### WHAT TO DO:
Copy each line below in which the string "John" occurs.

### EXERCISE MATERIAL:

========

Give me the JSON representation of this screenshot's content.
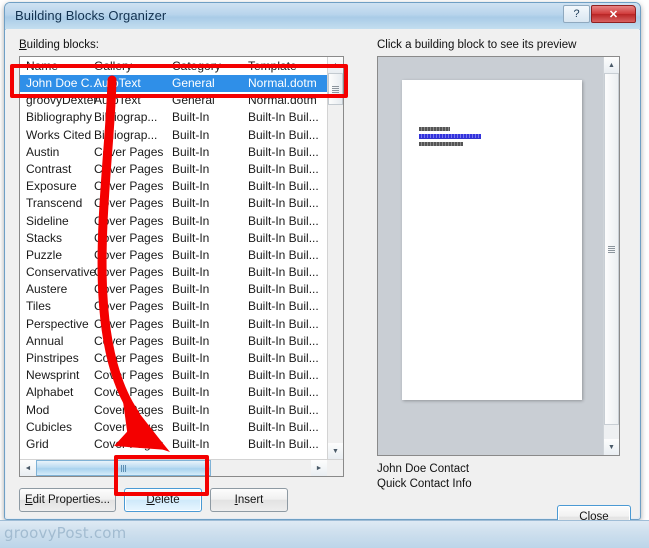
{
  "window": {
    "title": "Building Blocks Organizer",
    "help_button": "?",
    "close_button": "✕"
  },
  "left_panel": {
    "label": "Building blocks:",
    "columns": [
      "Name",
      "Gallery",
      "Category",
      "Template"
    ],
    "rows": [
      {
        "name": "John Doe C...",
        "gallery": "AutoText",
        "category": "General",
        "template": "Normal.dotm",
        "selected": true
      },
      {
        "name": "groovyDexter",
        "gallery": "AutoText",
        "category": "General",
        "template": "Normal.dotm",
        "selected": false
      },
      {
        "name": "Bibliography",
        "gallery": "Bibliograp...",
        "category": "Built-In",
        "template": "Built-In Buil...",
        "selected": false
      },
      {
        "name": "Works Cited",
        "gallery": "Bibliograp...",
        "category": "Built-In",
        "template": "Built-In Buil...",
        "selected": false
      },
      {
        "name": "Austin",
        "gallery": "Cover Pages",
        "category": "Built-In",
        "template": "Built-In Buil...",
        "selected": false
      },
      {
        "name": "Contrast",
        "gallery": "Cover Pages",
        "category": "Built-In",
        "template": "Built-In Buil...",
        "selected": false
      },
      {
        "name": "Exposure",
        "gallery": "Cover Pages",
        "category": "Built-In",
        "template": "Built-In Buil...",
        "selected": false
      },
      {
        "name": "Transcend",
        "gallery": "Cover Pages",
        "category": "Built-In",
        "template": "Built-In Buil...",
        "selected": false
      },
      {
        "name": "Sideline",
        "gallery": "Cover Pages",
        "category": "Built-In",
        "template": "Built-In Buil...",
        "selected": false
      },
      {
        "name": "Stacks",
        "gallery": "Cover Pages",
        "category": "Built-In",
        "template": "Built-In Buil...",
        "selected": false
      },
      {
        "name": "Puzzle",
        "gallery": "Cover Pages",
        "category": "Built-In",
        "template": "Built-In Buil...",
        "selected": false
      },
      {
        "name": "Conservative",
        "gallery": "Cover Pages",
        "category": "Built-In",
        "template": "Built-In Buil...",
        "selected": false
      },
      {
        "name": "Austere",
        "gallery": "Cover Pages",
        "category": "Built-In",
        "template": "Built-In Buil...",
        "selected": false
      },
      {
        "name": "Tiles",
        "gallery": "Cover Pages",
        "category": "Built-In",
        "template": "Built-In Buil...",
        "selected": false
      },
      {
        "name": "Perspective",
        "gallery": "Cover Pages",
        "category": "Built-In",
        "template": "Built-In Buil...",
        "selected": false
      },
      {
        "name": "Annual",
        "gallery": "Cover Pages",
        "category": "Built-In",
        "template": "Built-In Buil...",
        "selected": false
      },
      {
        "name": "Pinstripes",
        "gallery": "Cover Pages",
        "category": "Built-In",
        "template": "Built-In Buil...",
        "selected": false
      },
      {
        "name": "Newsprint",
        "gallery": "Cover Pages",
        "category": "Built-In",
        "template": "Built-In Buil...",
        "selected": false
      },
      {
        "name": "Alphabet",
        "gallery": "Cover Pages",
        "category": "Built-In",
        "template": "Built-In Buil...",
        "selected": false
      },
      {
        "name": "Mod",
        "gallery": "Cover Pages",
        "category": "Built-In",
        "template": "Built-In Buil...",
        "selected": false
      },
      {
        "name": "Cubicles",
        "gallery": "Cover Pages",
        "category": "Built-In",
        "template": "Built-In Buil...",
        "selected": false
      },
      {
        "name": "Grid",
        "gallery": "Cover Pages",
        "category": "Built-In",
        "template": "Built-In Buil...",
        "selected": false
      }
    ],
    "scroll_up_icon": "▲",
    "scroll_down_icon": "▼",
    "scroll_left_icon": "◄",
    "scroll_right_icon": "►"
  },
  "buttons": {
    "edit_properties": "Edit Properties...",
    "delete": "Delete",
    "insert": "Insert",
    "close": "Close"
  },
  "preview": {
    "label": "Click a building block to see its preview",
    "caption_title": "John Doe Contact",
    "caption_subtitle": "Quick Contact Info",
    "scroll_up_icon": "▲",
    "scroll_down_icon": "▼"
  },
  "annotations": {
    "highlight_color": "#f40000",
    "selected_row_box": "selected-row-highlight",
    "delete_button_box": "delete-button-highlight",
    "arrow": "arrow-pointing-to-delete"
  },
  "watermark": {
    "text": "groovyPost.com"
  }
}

========

### EXERCISE RESULT:
        "name": "John Doe C...",
    "caption_title": "John Doe Contact",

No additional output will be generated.